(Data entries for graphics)
========

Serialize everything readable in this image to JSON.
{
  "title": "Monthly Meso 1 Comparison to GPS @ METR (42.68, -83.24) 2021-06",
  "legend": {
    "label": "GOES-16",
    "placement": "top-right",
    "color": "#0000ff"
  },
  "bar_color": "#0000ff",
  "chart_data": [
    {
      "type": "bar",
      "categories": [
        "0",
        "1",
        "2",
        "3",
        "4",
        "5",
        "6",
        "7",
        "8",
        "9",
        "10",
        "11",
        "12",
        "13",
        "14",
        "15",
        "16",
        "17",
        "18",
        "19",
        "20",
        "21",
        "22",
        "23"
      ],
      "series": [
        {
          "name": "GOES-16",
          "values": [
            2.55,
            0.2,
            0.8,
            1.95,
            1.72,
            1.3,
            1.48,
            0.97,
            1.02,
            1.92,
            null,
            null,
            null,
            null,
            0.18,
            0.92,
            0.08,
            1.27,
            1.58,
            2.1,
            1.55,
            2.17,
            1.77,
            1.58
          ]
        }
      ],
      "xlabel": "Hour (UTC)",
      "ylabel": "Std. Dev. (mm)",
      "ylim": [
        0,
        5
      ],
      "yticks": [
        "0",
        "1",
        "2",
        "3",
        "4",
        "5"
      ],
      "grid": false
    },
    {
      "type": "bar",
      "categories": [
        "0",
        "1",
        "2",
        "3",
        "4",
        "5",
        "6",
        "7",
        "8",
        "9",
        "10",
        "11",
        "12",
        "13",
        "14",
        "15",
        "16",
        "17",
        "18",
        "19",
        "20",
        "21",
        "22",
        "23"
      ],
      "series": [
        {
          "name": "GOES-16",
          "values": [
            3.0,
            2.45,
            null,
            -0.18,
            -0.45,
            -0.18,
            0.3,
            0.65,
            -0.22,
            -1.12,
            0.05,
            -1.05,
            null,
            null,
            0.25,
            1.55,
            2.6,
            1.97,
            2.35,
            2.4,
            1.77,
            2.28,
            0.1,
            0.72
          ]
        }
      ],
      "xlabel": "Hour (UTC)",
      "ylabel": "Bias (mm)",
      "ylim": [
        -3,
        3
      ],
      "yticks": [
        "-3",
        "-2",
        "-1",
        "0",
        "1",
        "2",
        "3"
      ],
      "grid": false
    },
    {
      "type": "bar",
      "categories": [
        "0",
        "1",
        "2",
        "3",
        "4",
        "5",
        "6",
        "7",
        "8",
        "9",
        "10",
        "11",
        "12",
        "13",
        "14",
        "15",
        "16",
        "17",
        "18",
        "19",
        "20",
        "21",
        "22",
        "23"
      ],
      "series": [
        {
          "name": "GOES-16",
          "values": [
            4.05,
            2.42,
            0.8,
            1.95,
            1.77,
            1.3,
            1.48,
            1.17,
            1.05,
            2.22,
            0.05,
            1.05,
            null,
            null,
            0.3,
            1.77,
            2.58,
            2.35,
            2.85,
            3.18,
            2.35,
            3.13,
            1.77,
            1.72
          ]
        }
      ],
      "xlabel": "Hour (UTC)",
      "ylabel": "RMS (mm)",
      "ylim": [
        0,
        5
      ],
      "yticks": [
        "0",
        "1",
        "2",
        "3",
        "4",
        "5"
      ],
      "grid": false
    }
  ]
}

========

■ Exercise task: Repeat every line of the material exactly as given.

■ Written solution:
Serialize everything readable in this image to JSON.
{
  "title": "Monthly Meso 1 Comparison to GPS @ METR (42.68, -83.24) 2021-06",
  "legend": {
    "label": "GOES-16",
    "placement": "top-right",
    "color": "#0000ff"
  },
  "bar_color": "#0000ff",
  "chart_data": [
    {
      "type": "bar",
      "categories": [
        "0",
        "1",
        "2",
        "3",
        "4",
        "5",
        "6",
        "7",
        "8",
        "9",
        "10",
        "11",
        "12",
        "13",
        "14",
        "15",
        "16",
        "17",
        "18",
        "19",
        "20",
        "21",
        "22",
        "23"
      ],
      "series": [
        {
          "name": "GOES-16",
          "values": [
            2.55,
            0.2,
            0.8,
            1.95,
            1.72,
            1.3,
            1.48,
            0.97,
            1.02,
            1.92,
            null,
            null,
            null,
            null,
            0.18,
            0.92,
            0.08,
            1.27,
            1.58,
            2.1,
            1.55,
            2.17,
            1.77,
            1.58
          ]
        }
      ],
      "xlabel": "Hour (UTC)",
      "ylabel": "Std. Dev. (mm)",
      "ylim": [
        0,
        5
      ],
      "yticks": [
        "0",
        "1",
        "2",
        "3",
        "4",
        "5"
      ],
      "grid": false
    },
    {
      "type": "bar",
      "categories": [
        "0",
        "1",
        "2",
        "3",
        "4",
        "5",
        "6",
        "7",
        "8",
        "9",
        "10",
        "11",
        "12",
        "13",
        "14",
        "15",
        "16",
        "17",
        "18",
        "19",
        "20",
        "21",
        "22",
        "23"
      ],
      "series": [
        {
          "name": "GOES-16",
          "values": [
            3.0,
            2.45,
            null,
            -0.18,
            -0.45,
            -0.18,
            0.3,
            0.65,
            -0.22,
            -1.12,
            0.05,
            -1.05,
            null,
            null,
            0.25,
            1.55,
            2.6,
            1.97,
            2.35,
            2.4,
            1.77,
            2.28,
            0.1,
            0.72
          ]
        }
      ],
      "xlabel": "Hour (UTC)",
      "ylabel": "Bias (mm)",
      "ylim": [
        -3,
        3
      ],
      "yticks": [
        "-3",
        "-2",
        "-1",
        "0",
        "1",
        "2",
        "3"
      ],
      "grid": false
    },
    {
      "type": "bar",
      "categories": [
        "0",
        "1",
        "2",
        "3",
        "4",
        "5",
        "6",
        "7",
        "8",
        "9",
        "10",
        "11",
        "12",
        "13",
        "14",
        "15",
        "16",
        "17",
        "18",
        "19",
        "20",
        "21",
        "22",
        "23"
      ],
      "series": [
        {
          "name": "GOES-16",
          "values": [
            4.05,
            2.42,
            0.8,
            1.95,
            1.77,
            1.3,
            1.48,
            1.17,
            1.05,
            2.22,
            0.05,
            1.05,
            null,
            null,
            0.3,
            1.77,
            2.58,
            2.35,
            2.85,
            3.18,
            2.35,
            3.13,
            1.77,
            1.72
          ]
        }
      ],
      "xlabel": "Hour (UTC)",
      "ylabel": "RMS (mm)",
      "ylim": [
        0,
        5
      ],
      "yticks": [
        "0",
        "1",
        "2",
        "3",
        "4",
        "5"
      ],
      "grid": false
    }
  ]
}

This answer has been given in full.